▸ Data rows:
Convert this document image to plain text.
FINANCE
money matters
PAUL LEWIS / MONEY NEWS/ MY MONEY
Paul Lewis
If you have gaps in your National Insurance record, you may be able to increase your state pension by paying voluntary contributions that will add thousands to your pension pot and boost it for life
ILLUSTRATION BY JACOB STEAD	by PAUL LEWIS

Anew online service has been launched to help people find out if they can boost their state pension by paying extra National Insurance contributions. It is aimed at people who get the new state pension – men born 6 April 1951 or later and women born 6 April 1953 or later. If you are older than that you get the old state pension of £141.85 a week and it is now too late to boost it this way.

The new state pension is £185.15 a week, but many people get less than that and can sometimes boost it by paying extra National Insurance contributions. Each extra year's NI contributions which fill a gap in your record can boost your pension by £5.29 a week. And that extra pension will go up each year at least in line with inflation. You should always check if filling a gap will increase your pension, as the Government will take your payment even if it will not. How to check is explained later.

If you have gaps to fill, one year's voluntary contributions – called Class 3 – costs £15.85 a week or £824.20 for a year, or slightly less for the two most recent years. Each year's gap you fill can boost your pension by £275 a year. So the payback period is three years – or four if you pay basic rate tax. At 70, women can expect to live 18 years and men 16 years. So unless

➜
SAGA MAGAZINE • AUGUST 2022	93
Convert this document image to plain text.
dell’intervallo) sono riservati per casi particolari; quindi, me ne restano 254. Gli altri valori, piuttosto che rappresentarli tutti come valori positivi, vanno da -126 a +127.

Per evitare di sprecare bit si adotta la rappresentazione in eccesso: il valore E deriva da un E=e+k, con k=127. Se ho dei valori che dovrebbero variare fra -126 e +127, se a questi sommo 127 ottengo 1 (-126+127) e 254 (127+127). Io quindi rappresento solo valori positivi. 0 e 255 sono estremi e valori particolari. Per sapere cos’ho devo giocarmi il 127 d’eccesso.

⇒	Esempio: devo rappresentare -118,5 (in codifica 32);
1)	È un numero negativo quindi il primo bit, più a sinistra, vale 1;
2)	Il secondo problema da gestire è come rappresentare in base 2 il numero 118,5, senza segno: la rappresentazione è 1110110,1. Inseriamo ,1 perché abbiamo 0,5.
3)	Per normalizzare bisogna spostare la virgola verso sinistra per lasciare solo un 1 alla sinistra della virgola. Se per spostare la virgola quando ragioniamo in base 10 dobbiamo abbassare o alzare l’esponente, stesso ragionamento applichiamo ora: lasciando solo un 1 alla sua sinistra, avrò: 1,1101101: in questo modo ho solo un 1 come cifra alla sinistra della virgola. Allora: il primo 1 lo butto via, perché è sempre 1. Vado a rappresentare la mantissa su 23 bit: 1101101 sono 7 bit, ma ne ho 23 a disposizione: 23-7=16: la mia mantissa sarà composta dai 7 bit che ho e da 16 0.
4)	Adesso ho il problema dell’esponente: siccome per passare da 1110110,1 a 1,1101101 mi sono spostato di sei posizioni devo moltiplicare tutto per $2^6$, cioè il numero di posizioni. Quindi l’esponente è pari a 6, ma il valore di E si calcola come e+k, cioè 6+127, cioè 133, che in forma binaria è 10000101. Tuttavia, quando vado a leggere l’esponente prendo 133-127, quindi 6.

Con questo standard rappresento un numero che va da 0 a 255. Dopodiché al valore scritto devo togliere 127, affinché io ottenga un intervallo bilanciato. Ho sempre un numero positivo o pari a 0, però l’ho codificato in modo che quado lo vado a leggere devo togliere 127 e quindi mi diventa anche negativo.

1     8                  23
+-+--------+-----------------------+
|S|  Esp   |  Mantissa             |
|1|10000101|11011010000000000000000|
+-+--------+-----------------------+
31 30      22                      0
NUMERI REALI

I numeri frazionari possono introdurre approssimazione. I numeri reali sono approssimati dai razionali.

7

▸ What is being asked:
Give the data again, exactly as it stands.

▸ Written reply:
Convert this document image to plain text.
FINANCE
money matters
PAUL LEWIS / MONEY NEWS/ MY MONEY
Paul Lewis
If you have gaps in your National Insurance record, you may be able to increase your state pension by paying voluntary contributions that will add thousands to your pension pot and boost it for life
ILLUSTRATION BY JACOB STEAD	by PAUL LEWIS

Anew online service has been launched to help people find out if they can boost their state pension by paying extra National Insurance contributions. It is aimed at people who get the new state pension – men born 6 April 1951 or later and women born 6 April 1953 or later. If you are older than that you get the old state pension of £141.85 a week and it is now too late to boost it this way.

The new state pension is £185.15 a week, but many people get less than that and can sometimes boost it by paying extra National Insurance contributions. Each extra year's NI contributions which fill a gap in your record can boost your pension by £5.29 a week. And that extra pension will go up each year at least in line with inflation. You should always check if filling a gap will increase your pension, as the Government will take your payment even if it will not. How to check is explained later.

If you have gaps to fill, one year's voluntary contributions – called Class 3 – costs £15.85 a week or £824.20 for a year, or slightly less for the two most recent years. Each year's gap you fill can boost your pension by £275 a year. So the payback period is three years – or four if you pay basic rate tax. At 70, women can expect to live 18 years and men 16 years. So unless

➜
SAGA MAGAZINE • AUGUST 2022	93
Convert this document image to plain text.
dell’intervallo) sono riservati per casi particolari; quindi, me ne restano 254. Gli altri valori, piuttosto che rappresentarli tutti come valori positivi, vanno da -126 a +127.

Per evitare di sprecare bit si adotta la rappresentazione in eccesso: il valore E deriva da un E=e+k, con k=127. Se ho dei valori che dovrebbero variare fra -126 e +127, se a questi sommo 127 ottengo 1 (-126+127) e 254 (127+127). Io quindi rappresento solo valori positivi. 0 e 255 sono estremi e valori particolari. Per sapere cos’ho devo giocarmi il 127 d’eccesso.

⇒	Esempio: devo rappresentare -118,5 (in codifica 32);
1)	È un numero negativo quindi il primo bit, più a sinistra, vale 1;
2)	Il secondo problema da gestire è come rappresentare in base 2 il numero 118,5, senza segno: la rappresentazione è 1110110,1. Inseriamo ,1 perché abbiamo 0,5.
3)	Per normalizzare bisogna spostare la virgola verso sinistra per lasciare solo un 1 alla sinistra della virgola. Se per spostare la virgola quando ragioniamo in base 10 dobbiamo abbassare o alzare l’esponente, stesso ragionamento applichiamo ora: lasciando solo un 1 alla sua sinistra, avrò: 1,1101101: in questo modo ho solo un 1 come cifra alla sinistra della virgola. Allora: il primo 1 lo butto via, perché è sempre 1. Vado a rappresentare la mantissa su 23 bit: 1101101 sono 7 bit, ma ne ho 23 a disposizione: 23-7=16: la mia mantissa sarà composta dai 7 bit che ho e da 16 0.
4)	Adesso ho il problema dell’esponente: siccome per passare da 1110110,1 a 1,1101101 mi sono spostato di sei posizioni devo moltiplicare tutto per $2^6$, cioè il numero di posizioni. Quindi l’esponente è pari a 6, ma il valore di E si calcola come e+k, cioè 6+127, cioè 133, che in forma binaria è 10000101. Tuttavia, quando vado a leggere l’esponente prendo 133-127, quindi 6.

Con questo standard rappresento un numero che va da 0 a 255. Dopodiché al valore scritto devo togliere 127, affinché io ottenga un intervallo bilanciato. Ho sempre un numero positivo o pari a 0, però l’ho codificato in modo che quado lo vado a leggere devo togliere 127 e quindi mi diventa anche negativo.

1     8                  23
+-+--------+-----------------------+
|S|  Esp   |  Mantissa             |
|1|10000101|11011010000000000000000|
+-+--------+-----------------------+
31 30      22                      0
NUMERI REALI

I numeri frazionari possono introdurre approssimazione. I numeri reali sono approssimati dai razionali.

7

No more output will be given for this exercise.